GIVEN INSTRUCTION:
Write out the whole listing again, exactly.

"""

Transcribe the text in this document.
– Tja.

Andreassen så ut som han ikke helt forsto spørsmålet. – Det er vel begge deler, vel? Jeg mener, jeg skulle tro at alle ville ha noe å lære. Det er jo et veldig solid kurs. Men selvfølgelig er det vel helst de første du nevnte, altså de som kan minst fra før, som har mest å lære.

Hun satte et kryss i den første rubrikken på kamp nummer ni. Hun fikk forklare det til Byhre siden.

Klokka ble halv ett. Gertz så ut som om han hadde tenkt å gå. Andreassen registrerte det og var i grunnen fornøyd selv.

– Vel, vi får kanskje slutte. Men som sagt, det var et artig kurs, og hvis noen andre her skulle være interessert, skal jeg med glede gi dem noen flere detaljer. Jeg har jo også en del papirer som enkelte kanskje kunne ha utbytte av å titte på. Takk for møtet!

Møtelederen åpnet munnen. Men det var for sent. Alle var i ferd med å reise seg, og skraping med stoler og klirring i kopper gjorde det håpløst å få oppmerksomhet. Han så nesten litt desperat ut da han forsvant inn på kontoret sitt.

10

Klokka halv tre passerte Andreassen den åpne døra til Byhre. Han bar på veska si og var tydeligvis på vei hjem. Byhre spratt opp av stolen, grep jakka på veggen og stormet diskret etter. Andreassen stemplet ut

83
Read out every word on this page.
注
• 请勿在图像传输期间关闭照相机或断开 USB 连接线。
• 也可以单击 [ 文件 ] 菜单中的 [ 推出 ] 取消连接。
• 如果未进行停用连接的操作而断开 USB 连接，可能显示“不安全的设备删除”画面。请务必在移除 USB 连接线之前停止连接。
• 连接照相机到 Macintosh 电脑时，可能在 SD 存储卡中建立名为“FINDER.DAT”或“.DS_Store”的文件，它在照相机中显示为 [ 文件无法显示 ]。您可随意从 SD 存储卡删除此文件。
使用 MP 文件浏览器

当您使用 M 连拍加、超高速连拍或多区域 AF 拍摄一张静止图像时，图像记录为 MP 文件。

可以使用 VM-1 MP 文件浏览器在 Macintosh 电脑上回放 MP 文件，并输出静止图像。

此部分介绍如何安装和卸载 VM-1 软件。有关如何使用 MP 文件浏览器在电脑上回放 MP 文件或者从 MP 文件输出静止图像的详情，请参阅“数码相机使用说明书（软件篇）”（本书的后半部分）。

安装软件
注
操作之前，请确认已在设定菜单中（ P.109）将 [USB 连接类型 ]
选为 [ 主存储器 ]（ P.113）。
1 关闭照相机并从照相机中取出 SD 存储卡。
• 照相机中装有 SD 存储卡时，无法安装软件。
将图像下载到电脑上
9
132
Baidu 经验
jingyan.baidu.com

"""

TASK RESULT:
Transcribe the text in this document.
– Tja.

Andreassen så ut som han ikke helt forsto spørsmålet. – Det er vel begge deler, vel? Jeg mener, jeg skulle tro at alle ville ha noe å lære. Det er jo et veldig solid kurs. Men selvfølgelig er det vel helst de første du nevnte, altså de som kan minst fra før, som har mest å lære.

Hun satte et kryss i den første rubrikken på kamp nummer ni. Hun fikk forklare det til Byhre siden.

Klokka ble halv ett. Gertz så ut som om han hadde tenkt å gå. Andreassen registrerte det og var i grunnen fornøyd selv.

– Vel, vi får kanskje slutte. Men som sagt, det var et artig kurs, og hvis noen andre her skulle være interessert, skal jeg med glede gi dem noen flere detaljer. Jeg har jo også en del papirer som enkelte kanskje kunne ha utbytte av å titte på. Takk for møtet!

Møtelederen åpnet munnen. Men det var for sent. Alle var i ferd med å reise seg, og skraping med stoler og klirring i kopper gjorde det håpløst å få oppmerksomhet. Han så nesten litt desperat ut da han forsvant inn på kontoret sitt.

10

Klokka halv tre passerte Andreassen den åpne døra til Byhre. Han bar på veska si og var tydeligvis på vei hjem. Byhre spratt opp av stolen, grep jakka på veggen og stormet diskret etter. Andreassen stemplet ut

83
Read out every word on this page.
注
• 请勿在图像传输期间关闭照相机或断开 USB 连接线。
• 也可以单击 [ 文件 ] 菜单中的 [ 推出 ] 取消连接。
• 如果未进行停用连接的操作而断开 USB 连接，可能显示“不安全的设备删除”画面。请务必在移除 USB 连接线之前停止连接。
• 连接照相机到 Macintosh 电脑时，可能在 SD 存储卡中建立名为“FINDER.DAT”或“.DS_Store”的文件，它在照相机中显示为 [ 文件无法显示 ]。您可随意从 SD 存储卡删除此文件。
使用 MP 文件浏览器

当您使用 M 连拍加、超高速连拍或多区域 AF 拍摄一张静止图像时，图像记录为 MP 文件。

可以使用 VM-1 MP 文件浏览器在 Macintosh 电脑上回放 MP 文件，并输出静止图像。

此部分介绍如何安装和卸载 VM-1 软件。有关如何使用 MP 文件浏览器在电脑上回放 MP 文件或者从 MP 文件输出静止图像的详情，请参阅“数码相机使用说明书（软件篇）”（本书的后半部分）。

安装软件
注
操作之前，请确认已在设定菜单中（ P.109）将 [USB 连接类型 ]
选为 [ 主存储器 ]（ P.113）。
1 关闭照相机并从照相机中取出 SD 存储卡。
• 照相机中装有 SD 存储卡时，无法安装软件。
将图像下载到电脑上
9
132
Baidu 经验
jingyan.baidu.com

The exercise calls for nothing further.